**DATA ENTRIES**:
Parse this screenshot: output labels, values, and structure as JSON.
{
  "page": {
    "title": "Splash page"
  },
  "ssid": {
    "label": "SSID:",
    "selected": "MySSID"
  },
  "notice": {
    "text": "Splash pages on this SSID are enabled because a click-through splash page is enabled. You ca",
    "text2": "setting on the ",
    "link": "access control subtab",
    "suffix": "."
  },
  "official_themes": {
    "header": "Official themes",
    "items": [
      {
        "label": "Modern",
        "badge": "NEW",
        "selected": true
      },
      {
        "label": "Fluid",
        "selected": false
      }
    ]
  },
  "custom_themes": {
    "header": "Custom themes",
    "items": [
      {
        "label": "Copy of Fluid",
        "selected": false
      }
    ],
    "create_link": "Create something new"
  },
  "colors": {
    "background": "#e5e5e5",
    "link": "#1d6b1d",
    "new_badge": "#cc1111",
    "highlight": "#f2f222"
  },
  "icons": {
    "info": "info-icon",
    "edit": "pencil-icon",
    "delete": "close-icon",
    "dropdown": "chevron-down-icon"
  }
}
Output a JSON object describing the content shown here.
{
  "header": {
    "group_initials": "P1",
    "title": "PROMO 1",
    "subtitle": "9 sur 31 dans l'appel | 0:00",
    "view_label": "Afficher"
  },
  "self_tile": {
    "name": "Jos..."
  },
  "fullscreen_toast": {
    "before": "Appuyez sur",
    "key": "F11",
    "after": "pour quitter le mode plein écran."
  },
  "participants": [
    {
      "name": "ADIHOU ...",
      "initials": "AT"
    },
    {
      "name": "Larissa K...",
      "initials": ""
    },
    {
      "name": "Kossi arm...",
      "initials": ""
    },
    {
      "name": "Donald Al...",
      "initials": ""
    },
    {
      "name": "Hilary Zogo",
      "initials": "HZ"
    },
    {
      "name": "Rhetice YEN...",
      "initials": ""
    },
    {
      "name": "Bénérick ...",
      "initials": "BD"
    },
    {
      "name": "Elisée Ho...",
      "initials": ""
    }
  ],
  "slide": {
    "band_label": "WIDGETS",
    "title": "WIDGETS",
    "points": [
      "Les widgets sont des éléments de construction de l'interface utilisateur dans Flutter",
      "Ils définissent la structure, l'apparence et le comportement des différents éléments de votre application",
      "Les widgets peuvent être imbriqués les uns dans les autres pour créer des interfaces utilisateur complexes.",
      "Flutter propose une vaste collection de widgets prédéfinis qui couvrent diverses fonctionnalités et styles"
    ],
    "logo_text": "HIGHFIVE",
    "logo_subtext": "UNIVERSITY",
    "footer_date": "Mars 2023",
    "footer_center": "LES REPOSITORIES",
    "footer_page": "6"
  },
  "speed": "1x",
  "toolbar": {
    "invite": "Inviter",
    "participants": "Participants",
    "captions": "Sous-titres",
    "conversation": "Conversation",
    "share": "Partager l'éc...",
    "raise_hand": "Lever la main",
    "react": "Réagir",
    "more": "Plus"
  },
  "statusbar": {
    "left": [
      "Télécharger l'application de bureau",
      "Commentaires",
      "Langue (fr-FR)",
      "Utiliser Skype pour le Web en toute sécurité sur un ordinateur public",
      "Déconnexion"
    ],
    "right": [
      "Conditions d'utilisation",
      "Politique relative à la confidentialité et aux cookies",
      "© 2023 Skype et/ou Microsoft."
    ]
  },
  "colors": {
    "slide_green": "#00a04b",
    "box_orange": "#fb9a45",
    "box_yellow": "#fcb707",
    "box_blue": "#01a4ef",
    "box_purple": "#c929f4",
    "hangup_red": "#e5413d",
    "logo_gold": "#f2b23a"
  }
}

**TASK**: Extract every entry in the listing word for word.

**WRITTEN ANSWER**:
Parse this screenshot: output labels, values, and structure as JSON.
{
  "page": {
    "title": "Splash page"
  },
  "ssid": {
    "label": "SSID:",
    "selected": "MySSID"
  },
  "notice": {
    "text": "Splash pages on this SSID are enabled because a click-through splash page is enabled. You ca",
    "text2": "setting on the ",
    "link": "access control subtab",
    "suffix": "."
  },
  "official_themes": {
    "header": "Official themes",
    "items": [
      {
        "label": "Modern",
        "badge": "NEW",
        "selected": true
      },
      {
        "label": "Fluid",
        "selected": false
      }
    ]
  },
  "custom_themes": {
    "header": "Custom themes",
    "items": [
      {
        "label": "Copy of Fluid",
        "selected": false
      }
    ],
    "create_link": "Create something new"
  },
  "colors": {
    "background": "#e5e5e5",
    "link": "#1d6b1d",
    "new_badge": "#cc1111",
    "highlight": "#f2f222"
  },
  "icons": {
    "info": "info-icon",
    "edit": "pencil-icon",
    "delete": "close-icon",
    "dropdown": "chevron-down-icon"
  }
}
Output a JSON object describing the content shown here.
{
  "header": {
    "group_initials": "P1",
    "title": "PROMO 1",
    "subtitle": "9 sur 31 dans l'appel | 0:00",
    "view_label": "Afficher"
  },
  "self_tile": {
    "name": "Jos..."
  },
  "fullscreen_toast": {
    "before": "Appuyez sur",
    "key": "F11",
    "after": "pour quitter le mode plein écran."
  },
  "participants": [
    {
      "name": "ADIHOU ...",
      "initials": "AT"
    },
    {
      "name": "Larissa K...",
      "initials": ""
    },
    {
      "name": "Kossi arm...",
      "initials": ""
    },
    {
      "name": "Donald Al...",
      "initials": ""
    },
    {
      "name": "Hilary Zogo",
      "initials": "HZ"
    },
    {
      "name": "Rhetice YEN...",
      "initials": ""
    },
    {
      "name": "Bénérick ...",
      "initials": "BD"
    },
    {
      "name": "Elisée Ho...",
      "initials": ""
    }
  ],
  "slide": {
    "band_label": "WIDGETS",
    "title": "WIDGETS",
    "points": [
      "Les widgets sont des éléments de construction de l'interface utilisateur dans Flutter",
      "Ils définissent la structure, l'apparence et le comportement des différents éléments de votre application",
      "Les widgets peuvent être imbriqués les uns dans les autres pour créer des interfaces utilisateur complexes.",
      "Flutter propose une vaste collection de widgets prédéfinis qui couvrent diverses fonctionnalités et styles"
    ],
    "logo_text": "HIGHFIVE",
    "logo_subtext": "UNIVERSITY",
    "footer_date": "Mars 2023",
    "footer_center": "LES REPOSITORIES",
    "footer_page": "6"
  },
  "speed": "1x",
  "toolbar": {
    "invite": "Inviter",
    "participants": "Participants",
    "captions": "Sous-titres",
    "conversation": "Conversation",
    "share": "Partager l'éc...",
    "raise_hand": "Lever la main",
    "react": "Réagir",
    "more": "Plus"
  },
  "statusbar": {
    "left": [
      "Télécharger l'application de bureau",
      "Commentaires",
      "Langue (fr-FR)",
      "Utiliser Skype pour le Web en toute sécurité sur un ordinateur public",
      "Déconnexion"
    ],
    "right": [
      "Conditions d'utilisation",
      "Politique relative à la confidentialité et aux cookies",
      "© 2023 Skype et/ou Microsoft."
    ]
  },
  "colors": {
    "slide_green": "#00a04b",
    "box_orange": "#fb9a45",
    "box_yellow": "#fcb707",
    "box_blue": "#01a4ef",
    "box_purple": "#c929f4",
    "hangup_red": "#e5413d",
    "logo_gold": "#f2b23a"
  }
}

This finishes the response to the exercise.